The records
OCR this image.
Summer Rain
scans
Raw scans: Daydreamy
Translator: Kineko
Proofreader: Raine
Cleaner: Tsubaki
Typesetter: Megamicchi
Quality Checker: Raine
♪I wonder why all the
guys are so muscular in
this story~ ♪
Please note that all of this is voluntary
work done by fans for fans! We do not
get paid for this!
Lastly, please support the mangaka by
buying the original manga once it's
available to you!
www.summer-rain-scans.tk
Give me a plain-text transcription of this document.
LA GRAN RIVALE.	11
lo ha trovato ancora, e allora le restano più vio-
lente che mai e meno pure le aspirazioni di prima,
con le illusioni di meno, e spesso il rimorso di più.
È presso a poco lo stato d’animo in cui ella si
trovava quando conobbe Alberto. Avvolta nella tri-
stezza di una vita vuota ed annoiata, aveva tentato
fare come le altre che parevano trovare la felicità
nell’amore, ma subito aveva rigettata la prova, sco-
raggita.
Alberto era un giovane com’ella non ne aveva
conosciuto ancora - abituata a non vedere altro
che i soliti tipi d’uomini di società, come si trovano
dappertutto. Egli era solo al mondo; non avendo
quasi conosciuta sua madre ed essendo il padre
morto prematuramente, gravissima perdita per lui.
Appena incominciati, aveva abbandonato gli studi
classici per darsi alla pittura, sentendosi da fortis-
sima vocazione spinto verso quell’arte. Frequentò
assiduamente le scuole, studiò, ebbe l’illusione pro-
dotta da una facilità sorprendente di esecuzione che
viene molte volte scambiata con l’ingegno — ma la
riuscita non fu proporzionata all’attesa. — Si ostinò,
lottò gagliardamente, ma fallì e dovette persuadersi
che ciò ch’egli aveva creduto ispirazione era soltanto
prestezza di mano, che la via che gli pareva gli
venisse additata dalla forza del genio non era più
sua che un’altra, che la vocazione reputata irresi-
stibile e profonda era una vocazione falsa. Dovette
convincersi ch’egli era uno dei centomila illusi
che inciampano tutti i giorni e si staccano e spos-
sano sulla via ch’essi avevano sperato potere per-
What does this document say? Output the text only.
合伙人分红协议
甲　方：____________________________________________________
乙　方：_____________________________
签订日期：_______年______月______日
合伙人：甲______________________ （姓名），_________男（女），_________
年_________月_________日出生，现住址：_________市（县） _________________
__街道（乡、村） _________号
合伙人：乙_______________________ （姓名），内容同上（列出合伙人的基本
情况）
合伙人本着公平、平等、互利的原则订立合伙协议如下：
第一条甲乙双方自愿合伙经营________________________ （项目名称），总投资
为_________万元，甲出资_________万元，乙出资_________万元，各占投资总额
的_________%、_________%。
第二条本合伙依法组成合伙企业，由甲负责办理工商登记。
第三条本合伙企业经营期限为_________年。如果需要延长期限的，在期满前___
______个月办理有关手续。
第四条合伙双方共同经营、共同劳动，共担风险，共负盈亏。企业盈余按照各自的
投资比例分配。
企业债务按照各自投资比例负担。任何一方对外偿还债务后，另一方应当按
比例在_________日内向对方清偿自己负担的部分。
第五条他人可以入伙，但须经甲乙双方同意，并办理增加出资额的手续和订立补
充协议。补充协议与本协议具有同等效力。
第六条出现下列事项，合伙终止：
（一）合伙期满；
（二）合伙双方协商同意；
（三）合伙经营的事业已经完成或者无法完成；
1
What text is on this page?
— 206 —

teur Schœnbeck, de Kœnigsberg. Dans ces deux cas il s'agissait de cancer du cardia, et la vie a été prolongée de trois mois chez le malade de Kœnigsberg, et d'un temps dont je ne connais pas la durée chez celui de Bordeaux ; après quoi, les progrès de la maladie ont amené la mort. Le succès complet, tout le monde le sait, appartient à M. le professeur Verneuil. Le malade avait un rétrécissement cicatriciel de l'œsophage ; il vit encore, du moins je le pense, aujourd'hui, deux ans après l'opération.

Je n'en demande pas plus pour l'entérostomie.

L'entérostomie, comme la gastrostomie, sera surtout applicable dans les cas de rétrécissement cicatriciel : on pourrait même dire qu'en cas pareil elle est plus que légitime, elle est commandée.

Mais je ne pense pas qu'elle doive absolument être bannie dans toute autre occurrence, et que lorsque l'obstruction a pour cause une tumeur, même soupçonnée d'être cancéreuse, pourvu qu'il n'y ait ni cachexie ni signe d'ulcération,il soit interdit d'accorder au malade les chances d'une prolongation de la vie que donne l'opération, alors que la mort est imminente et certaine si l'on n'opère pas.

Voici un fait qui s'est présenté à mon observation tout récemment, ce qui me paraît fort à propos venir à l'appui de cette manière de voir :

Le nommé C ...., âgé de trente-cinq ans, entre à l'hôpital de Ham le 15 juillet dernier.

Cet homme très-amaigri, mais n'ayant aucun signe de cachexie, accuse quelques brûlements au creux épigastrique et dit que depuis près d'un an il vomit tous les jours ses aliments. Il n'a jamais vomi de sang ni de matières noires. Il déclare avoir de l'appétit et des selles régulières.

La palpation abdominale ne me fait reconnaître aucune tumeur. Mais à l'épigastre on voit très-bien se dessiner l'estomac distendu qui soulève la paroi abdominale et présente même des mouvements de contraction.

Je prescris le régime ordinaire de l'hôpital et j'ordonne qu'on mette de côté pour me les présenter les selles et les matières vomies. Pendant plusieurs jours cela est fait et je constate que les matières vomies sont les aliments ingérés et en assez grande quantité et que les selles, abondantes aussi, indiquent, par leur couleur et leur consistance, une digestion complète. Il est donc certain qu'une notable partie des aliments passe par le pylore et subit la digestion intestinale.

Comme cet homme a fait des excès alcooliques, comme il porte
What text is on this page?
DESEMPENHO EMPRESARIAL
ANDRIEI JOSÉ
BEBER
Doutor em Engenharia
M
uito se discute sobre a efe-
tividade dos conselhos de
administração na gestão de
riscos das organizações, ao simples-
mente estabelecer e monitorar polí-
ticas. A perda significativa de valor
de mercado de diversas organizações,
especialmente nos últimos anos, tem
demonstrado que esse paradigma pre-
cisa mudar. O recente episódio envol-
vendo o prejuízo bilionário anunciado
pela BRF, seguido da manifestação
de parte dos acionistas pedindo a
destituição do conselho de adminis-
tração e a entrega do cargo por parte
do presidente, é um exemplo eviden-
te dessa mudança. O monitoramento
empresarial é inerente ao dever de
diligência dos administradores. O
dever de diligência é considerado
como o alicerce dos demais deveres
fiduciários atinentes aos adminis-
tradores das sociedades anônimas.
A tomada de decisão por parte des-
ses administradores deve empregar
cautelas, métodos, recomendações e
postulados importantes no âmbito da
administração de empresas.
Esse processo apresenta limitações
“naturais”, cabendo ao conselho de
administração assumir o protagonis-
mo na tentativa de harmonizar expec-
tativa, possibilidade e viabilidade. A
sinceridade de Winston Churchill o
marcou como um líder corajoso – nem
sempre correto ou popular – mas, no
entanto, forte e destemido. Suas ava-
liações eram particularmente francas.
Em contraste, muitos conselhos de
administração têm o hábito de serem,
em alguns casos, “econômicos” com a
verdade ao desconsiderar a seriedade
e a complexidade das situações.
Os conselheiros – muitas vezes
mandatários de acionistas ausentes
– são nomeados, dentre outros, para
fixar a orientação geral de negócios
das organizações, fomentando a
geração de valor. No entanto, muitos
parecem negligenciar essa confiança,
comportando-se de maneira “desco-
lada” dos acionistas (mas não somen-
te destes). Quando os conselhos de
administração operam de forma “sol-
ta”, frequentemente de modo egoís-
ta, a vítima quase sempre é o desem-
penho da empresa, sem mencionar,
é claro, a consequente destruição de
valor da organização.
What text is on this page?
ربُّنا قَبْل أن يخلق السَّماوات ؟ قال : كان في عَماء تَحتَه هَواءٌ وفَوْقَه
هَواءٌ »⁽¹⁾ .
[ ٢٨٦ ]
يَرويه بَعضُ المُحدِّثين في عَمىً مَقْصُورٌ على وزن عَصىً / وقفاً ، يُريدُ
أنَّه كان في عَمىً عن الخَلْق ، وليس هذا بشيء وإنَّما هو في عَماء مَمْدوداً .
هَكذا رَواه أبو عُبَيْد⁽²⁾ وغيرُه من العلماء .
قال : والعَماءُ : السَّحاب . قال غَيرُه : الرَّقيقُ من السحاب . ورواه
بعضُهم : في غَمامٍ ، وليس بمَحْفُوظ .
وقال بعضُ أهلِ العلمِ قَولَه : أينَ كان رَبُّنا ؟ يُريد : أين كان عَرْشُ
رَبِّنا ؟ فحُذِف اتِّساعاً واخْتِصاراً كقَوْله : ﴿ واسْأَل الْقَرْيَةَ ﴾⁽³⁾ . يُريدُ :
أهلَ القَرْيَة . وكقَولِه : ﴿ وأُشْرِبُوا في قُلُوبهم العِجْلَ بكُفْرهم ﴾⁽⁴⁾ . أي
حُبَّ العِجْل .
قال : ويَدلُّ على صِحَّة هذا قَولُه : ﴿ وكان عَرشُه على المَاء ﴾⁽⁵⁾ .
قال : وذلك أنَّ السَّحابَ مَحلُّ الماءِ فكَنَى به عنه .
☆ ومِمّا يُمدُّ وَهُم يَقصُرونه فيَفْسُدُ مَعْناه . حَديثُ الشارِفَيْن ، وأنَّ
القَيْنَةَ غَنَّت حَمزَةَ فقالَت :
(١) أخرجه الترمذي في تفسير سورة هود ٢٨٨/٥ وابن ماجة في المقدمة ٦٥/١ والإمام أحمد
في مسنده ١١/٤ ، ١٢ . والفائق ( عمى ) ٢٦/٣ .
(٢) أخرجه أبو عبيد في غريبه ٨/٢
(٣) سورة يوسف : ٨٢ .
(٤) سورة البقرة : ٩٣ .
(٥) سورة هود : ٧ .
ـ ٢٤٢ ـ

To do
How many lines in the listing above contain "this"? Answer with the number alone.

Exercise response
9